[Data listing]
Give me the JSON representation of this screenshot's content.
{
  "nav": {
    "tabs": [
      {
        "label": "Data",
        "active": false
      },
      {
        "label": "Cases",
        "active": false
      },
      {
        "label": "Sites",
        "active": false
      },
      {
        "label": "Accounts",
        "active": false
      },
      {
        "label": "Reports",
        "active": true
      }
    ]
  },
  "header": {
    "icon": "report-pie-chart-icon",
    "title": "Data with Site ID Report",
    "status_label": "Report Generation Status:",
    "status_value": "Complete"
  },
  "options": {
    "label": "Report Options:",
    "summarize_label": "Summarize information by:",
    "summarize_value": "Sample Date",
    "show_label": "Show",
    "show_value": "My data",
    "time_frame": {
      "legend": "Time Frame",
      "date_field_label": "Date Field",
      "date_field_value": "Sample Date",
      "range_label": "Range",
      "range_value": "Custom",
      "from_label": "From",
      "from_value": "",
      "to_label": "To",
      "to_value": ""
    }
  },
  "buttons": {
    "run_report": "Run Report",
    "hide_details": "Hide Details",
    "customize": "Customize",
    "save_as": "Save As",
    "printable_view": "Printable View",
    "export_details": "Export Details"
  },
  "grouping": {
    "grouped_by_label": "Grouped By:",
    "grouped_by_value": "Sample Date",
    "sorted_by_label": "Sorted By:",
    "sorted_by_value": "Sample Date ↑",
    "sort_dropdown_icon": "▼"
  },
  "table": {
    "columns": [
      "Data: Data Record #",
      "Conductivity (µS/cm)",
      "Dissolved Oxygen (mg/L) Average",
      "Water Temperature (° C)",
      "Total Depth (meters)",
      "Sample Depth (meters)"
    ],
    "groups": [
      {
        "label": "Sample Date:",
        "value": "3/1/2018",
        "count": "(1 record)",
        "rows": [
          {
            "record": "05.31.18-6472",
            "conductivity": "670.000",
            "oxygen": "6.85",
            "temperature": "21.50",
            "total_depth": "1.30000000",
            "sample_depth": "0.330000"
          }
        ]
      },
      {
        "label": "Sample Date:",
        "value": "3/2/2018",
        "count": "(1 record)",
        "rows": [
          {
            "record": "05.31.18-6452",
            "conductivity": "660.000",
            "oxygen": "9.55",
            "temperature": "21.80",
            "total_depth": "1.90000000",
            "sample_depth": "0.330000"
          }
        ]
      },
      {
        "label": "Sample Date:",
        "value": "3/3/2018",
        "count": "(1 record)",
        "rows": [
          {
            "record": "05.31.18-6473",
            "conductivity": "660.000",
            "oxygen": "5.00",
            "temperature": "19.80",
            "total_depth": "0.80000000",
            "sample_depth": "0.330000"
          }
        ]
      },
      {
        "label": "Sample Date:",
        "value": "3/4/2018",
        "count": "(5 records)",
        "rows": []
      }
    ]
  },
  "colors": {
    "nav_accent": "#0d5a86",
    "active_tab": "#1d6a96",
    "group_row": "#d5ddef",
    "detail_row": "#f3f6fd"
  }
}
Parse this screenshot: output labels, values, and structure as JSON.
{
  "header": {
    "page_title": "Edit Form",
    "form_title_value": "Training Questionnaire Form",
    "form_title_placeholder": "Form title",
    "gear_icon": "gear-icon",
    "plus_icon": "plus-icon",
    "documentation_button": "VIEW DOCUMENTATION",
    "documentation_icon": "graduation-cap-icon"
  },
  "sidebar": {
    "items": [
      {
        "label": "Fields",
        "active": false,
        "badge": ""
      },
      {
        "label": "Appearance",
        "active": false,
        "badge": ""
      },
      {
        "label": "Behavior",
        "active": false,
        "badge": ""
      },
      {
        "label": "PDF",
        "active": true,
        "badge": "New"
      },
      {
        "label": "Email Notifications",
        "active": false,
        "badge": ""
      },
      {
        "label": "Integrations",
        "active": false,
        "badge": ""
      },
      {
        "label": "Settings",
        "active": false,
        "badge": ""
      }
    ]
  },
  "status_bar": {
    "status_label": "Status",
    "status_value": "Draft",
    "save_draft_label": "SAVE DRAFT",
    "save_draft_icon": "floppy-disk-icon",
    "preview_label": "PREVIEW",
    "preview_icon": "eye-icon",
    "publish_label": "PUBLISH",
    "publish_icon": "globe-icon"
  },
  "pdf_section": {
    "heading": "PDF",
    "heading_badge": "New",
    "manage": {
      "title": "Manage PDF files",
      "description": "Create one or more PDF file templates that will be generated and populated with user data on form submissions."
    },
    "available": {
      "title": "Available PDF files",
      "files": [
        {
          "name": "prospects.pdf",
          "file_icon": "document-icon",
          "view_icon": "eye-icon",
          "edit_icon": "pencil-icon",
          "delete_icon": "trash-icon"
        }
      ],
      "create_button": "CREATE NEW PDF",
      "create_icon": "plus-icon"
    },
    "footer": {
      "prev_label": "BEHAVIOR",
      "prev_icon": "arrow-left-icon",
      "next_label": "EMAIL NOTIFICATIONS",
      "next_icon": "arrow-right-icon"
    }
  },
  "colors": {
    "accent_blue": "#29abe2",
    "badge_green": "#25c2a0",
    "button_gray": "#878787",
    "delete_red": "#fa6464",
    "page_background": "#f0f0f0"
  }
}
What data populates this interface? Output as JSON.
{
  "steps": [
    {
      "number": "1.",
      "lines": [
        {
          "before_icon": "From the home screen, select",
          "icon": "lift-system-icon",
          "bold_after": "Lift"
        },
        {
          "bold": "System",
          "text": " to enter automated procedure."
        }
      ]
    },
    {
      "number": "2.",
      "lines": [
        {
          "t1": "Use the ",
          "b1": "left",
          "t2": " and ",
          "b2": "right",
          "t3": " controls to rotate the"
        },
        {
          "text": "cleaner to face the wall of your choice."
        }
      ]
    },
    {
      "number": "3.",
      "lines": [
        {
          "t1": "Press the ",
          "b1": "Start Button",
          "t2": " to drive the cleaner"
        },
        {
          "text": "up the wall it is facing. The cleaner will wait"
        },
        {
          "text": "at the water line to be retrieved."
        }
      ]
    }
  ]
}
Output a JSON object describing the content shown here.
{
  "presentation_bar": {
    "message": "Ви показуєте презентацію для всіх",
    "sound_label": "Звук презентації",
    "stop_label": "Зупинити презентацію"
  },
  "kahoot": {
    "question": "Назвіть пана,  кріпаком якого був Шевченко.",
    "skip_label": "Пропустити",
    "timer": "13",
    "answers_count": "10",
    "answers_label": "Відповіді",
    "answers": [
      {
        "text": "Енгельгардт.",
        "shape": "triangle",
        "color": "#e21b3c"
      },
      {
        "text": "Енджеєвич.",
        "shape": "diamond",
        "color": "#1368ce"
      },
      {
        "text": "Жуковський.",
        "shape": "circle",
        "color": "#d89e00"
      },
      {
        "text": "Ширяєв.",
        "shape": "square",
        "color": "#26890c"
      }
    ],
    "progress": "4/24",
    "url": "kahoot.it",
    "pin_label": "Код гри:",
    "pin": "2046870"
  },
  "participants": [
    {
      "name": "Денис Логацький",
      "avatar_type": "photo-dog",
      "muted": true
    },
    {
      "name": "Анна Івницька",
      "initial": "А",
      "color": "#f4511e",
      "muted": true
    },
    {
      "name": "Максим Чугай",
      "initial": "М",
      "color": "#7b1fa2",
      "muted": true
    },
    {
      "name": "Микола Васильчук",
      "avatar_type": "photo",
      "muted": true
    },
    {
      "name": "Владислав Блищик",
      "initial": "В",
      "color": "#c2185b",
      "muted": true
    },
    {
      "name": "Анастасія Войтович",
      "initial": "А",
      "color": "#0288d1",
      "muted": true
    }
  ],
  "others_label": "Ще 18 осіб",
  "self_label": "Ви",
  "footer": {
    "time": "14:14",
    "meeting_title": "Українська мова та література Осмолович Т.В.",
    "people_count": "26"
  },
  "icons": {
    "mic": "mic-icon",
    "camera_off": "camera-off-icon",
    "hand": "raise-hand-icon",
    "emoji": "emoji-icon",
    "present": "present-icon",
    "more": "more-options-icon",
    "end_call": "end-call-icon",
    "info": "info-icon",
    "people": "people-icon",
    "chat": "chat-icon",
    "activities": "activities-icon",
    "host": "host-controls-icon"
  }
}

What is expected
Scan the material above for the word "controls". Copy each line where it occurs.

Exercise solution
          "t3": " controls to rotate the"
    "host": "host-controls-icon"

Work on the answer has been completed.